• [WHAT THE EXERCISE ASKS]:
In your copy, reproduce the entries exactly as they are, minus the images.
[MATERIAL PROVIDED start]
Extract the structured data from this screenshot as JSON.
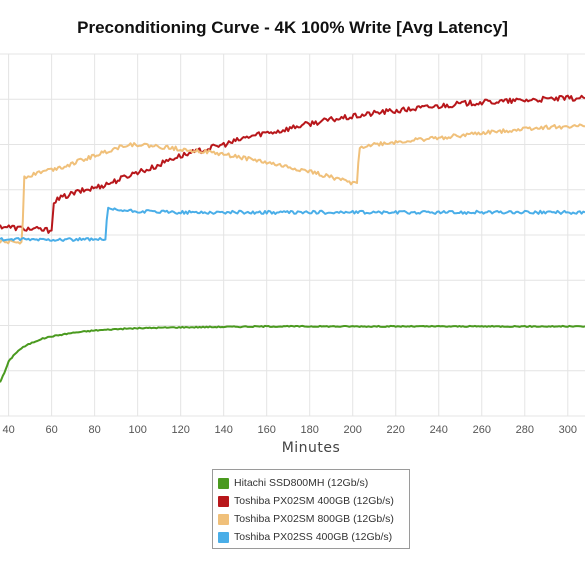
{
  "chart_data": {
    "type": "line",
    "title": "Preconditioning Curve - 4K 100% Write [Avg Latency]",
    "xlabel": "Minutes",
    "ylabel": "",
    "x_ticks": [
      40,
      60,
      80,
      100,
      120,
      140,
      160,
      180,
      200,
      220,
      240,
      260,
      280,
      300
    ],
    "xlim": [
      36,
      308
    ],
    "ylim": [
      0,
      8
    ],
    "grid": true,
    "legend_position": "bottom",
    "series": [
      {
        "name": "Hitachi SSD800MH (12Gb/s)",
        "color": "#4a9a1f",
        "points": [
          [
            36,
            0.75
          ],
          [
            38,
            0.95
          ],
          [
            40,
            1.2
          ],
          [
            43,
            1.38
          ],
          [
            46,
            1.5
          ],
          [
            50,
            1.6
          ],
          [
            55,
            1.7
          ],
          [
            60,
            1.76
          ],
          [
            70,
            1.84
          ],
          [
            80,
            1.89
          ],
          [
            90,
            1.92
          ],
          [
            100,
            1.94
          ],
          [
            120,
            1.96
          ],
          [
            140,
            1.97
          ],
          [
            160,
            1.98
          ],
          [
            180,
            1.98
          ],
          [
            200,
            1.98
          ],
          [
            240,
            1.98
          ],
          [
            280,
            1.98
          ],
          [
            308,
            1.98
          ]
        ]
      },
      {
        "name": "Toshiba PX02SM 400GB (12Gb/s)",
        "color": "#b8171b",
        "points": [
          [
            36,
            4.2
          ],
          [
            45,
            4.15
          ],
          [
            54,
            4.12
          ],
          [
            60,
            4.1
          ],
          [
            60.5,
            4.4
          ],
          [
            61,
            4.75
          ],
          [
            66,
            4.85
          ],
          [
            72,
            4.95
          ],
          [
            78,
            5.02
          ],
          [
            84,
            5.1
          ],
          [
            90,
            5.2
          ],
          [
            96,
            5.32
          ],
          [
            100,
            5.4
          ],
          [
            105,
            5.45
          ],
          [
            110,
            5.55
          ],
          [
            115,
            5.68
          ],
          [
            120,
            5.75
          ],
          [
            128,
            5.85
          ],
          [
            136,
            5.95
          ],
          [
            144,
            6.05
          ],
          [
            150,
            6.15
          ],
          [
            158,
            6.25
          ],
          [
            166,
            6.3
          ],
          [
            174,
            6.4
          ],
          [
            182,
            6.48
          ],
          [
            190,
            6.55
          ],
          [
            198,
            6.6
          ],
          [
            206,
            6.66
          ],
          [
            214,
            6.72
          ],
          [
            222,
            6.75
          ],
          [
            230,
            6.8
          ],
          [
            240,
            6.85
          ],
          [
            250,
            6.9
          ],
          [
            260,
            6.93
          ],
          [
            270,
            6.95
          ],
          [
            280,
            6.98
          ],
          [
            290,
            7.0
          ],
          [
            300,
            7.02
          ],
          [
            308,
            7.02
          ]
        ]
      },
      {
        "name": "Toshiba PX02SM 800GB (12Gb/s)",
        "color": "#f0c07a",
        "points": [
          [
            36,
            3.85
          ],
          [
            46,
            3.85
          ],
          [
            46.6,
            4.3
          ],
          [
            47.3,
            5.28
          ],
          [
            50,
            5.32
          ],
          [
            55,
            5.4
          ],
          [
            60,
            5.45
          ],
          [
            66,
            5.52
          ],
          [
            72,
            5.62
          ],
          [
            78,
            5.72
          ],
          [
            84,
            5.82
          ],
          [
            90,
            5.92
          ],
          [
            95,
            6.0
          ],
          [
            100,
            6.0
          ],
          [
            110,
            5.95
          ],
          [
            120,
            5.9
          ],
          [
            130,
            5.85
          ],
          [
            140,
            5.78
          ],
          [
            150,
            5.7
          ],
          [
            160,
            5.6
          ],
          [
            170,
            5.5
          ],
          [
            180,
            5.4
          ],
          [
            190,
            5.28
          ],
          [
            196,
            5.2
          ],
          [
            200,
            5.15
          ],
          [
            202,
            5.15
          ],
          [
            202.6,
            5.6
          ],
          [
            203.3,
            5.95
          ],
          [
            210,
            6.0
          ],
          [
            220,
            6.05
          ],
          [
            230,
            6.1
          ],
          [
            240,
            6.15
          ],
          [
            250,
            6.2
          ],
          [
            260,
            6.25
          ],
          [
            270,
            6.3
          ],
          [
            280,
            6.35
          ],
          [
            290,
            6.38
          ],
          [
            300,
            6.4
          ],
          [
            308,
            6.4
          ]
        ]
      },
      {
        "name": "Toshiba PX02SS 400GB (12Gb/s)",
        "color": "#4aaee8",
        "points": [
          [
            36,
            3.9
          ],
          [
            50,
            3.9
          ],
          [
            60,
            3.9
          ],
          [
            70,
            3.9
          ],
          [
            80,
            3.9
          ],
          [
            85,
            3.9
          ],
          [
            85.6,
            4.3
          ],
          [
            86.3,
            4.57
          ],
          [
            90,
            4.55
          ],
          [
            100,
            4.52
          ],
          [
            120,
            4.5
          ],
          [
            140,
            4.5
          ],
          [
            160,
            4.5
          ],
          [
            180,
            4.5
          ],
          [
            200,
            4.5
          ],
          [
            220,
            4.5
          ],
          [
            240,
            4.5
          ],
          [
            260,
            4.5
          ],
          [
            280,
            4.5
          ],
          [
            300,
            4.5
          ],
          [
            308,
            4.5
          ]
        ]
      }
    ]
  }
}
[MATERIAL PROVIDED end]
• [RESPONSE BELOW]:
Extract the structured data from this screenshot as JSON.
{
  "chart_data": {
    "type": "line",
    "title": "Preconditioning Curve - 4K 100% Write [Avg Latency]",
    "xlabel": "Minutes",
    "ylabel": "",
    "x_ticks": [
      40,
      60,
      80,
      100,
      120,
      140,
      160,
      180,
      200,
      220,
      240,
      260,
      280,
      300
    ],
    "xlim": [
      36,
      308
    ],
    "ylim": [
      0,
      8
    ],
    "grid": true,
    "legend_position": "bottom",
    "series": [
      {
        "name": "Hitachi SSD800MH (12Gb/s)",
        "color": "#4a9a1f",
        "points": [
          [
            36,
            0.75
          ],
          [
            38,
            0.95
          ],
          [
            40,
            1.2
          ],
          [
            43,
            1.38
          ],
          [
            46,
            1.5
          ],
          [
            50,
            1.6
          ],
          [
            55,
            1.7
          ],
          [
            60,
            1.76
          ],
          [
            70,
            1.84
          ],
          [
            80,
            1.89
          ],
          [
            90,
            1.92
          ],
          [
            100,
            1.94
          ],
          [
            120,
            1.96
          ],
          [
            140,
            1.97
          ],
          [
            160,
            1.98
          ],
          [
            180,
            1.98
          ],
          [
            200,
            1.98
          ],
          [
            240,
            1.98
          ],
          [
            280,
            1.98
          ],
          [
            308,
            1.98
          ]
        ]
      },
      {
        "name": "Toshiba PX02SM 400GB (12Gb/s)",
        "color": "#b8171b",
        "points": [
          [
            36,
            4.2
          ],
          [
            45,
            4.15
          ],
          [
            54,
            4.12
          ],
          [
            60,
            4.1
          ],
          [
            60.5,
            4.4
          ],
          [
            61,
            4.75
          ],
          [
            66,
            4.85
          ],
          [
            72,
            4.95
          ],
          [
            78,
            5.02
          ],
          [
            84,
            5.1
          ],
          [
            90,
            5.2
          ],
          [
            96,
            5.32
          ],
          [
            100,
            5.4
          ],
          [
            105,
            5.45
          ],
          [
            110,
            5.55
          ],
          [
            115,
            5.68
          ],
          [
            120,
            5.75
          ],
          [
            128,
            5.85
          ],
          [
            136,
            5.95
          ],
          [
            144,
            6.05
          ],
          [
            150,
            6.15
          ],
          [
            158,
            6.25
          ],
          [
            166,
            6.3
          ],
          [
            174,
            6.4
          ],
          [
            182,
            6.48
          ],
          [
            190,
            6.55
          ],
          [
            198,
            6.6
          ],
          [
            206,
            6.66
          ],
          [
            214,
            6.72
          ],
          [
            222,
            6.75
          ],
          [
            230,
            6.8
          ],
          [
            240,
            6.85
          ],
          [
            250,
            6.9
          ],
          [
            260,
            6.93
          ],
          [
            270,
            6.95
          ],
          [
            280,
            6.98
          ],
          [
            290,
            7.0
          ],
          [
            300,
            7.02
          ],
          [
            308,
            7.02
          ]
        ]
      },
      {
        "name": "Toshiba PX02SM 800GB (12Gb/s)",
        "color": "#f0c07a",
        "points": [
          [
            36,
            3.85
          ],
          [
            46,
            3.85
          ],
          [
            46.6,
            4.3
          ],
          [
            47.3,
            5.28
          ],
          [
            50,
            5.32
          ],
          [
            55,
            5.4
          ],
          [
            60,
            5.45
          ],
          [
            66,
            5.52
          ],
          [
            72,
            5.62
          ],
          [
            78,
            5.72
          ],
          [
            84,
            5.82
          ],
          [
            90,
            5.92
          ],
          [
            95,
            6.0
          ],
          [
            100,
            6.0
          ],
          [
            110,
            5.95
          ],
          [
            120,
            5.9
          ],
          [
            130,
            5.85
          ],
          [
            140,
            5.78
          ],
          [
            150,
            5.7
          ],
          [
            160,
            5.6
          ],
          [
            170,
            5.5
          ],
          [
            180,
            5.4
          ],
          [
            190,
            5.28
          ],
          [
            196,
            5.2
          ],
          [
            200,
            5.15
          ],
          [
            202,
            5.15
          ],
          [
            202.6,
            5.6
          ],
          [
            203.3,
            5.95
          ],
          [
            210,
            6.0
          ],
          [
            220,
            6.05
          ],
          [
            230,
            6.1
          ],
          [
            240,
            6.15
          ],
          [
            250,
            6.2
          ],
          [
            260,
            6.25
          ],
          [
            270,
            6.3
          ],
          [
            280,
            6.35
          ],
          [
            290,
            6.38
          ],
          [
            300,
            6.4
          ],
          [
            308,
            6.4
          ]
        ]
      },
      {
        "name": "Toshiba PX02SS 400GB (12Gb/s)",
        "color": "#4aaee8",
        "points": [
          [
            36,
            3.9
          ],
          [
            50,
            3.9
          ],
          [
            60,
            3.9
          ],
          [
            70,
            3.9
          ],
          [
            80,
            3.9
          ],
          [
            85,
            3.9
          ],
          [
            85.6,
            4.3
          ],
          [
            86.3,
            4.57
          ],
          [
            90,
            4.55
          ],
          [
            100,
            4.52
          ],
          [
            120,
            4.5
          ],
          [
            140,
            4.5
          ],
          [
            160,
            4.5
          ],
          [
            180,
            4.5
          ],
          [
            200,
            4.5
          ],
          [
            220,
            4.5
          ],
          [
            240,
            4.5
          ],
          [
            260,
            4.5
          ],
          [
            280,
            4.5
          ],
          [
            300,
            4.5
          ],
          [
            308,
            4.5
          ]
        ]
      }
    ]
  }
}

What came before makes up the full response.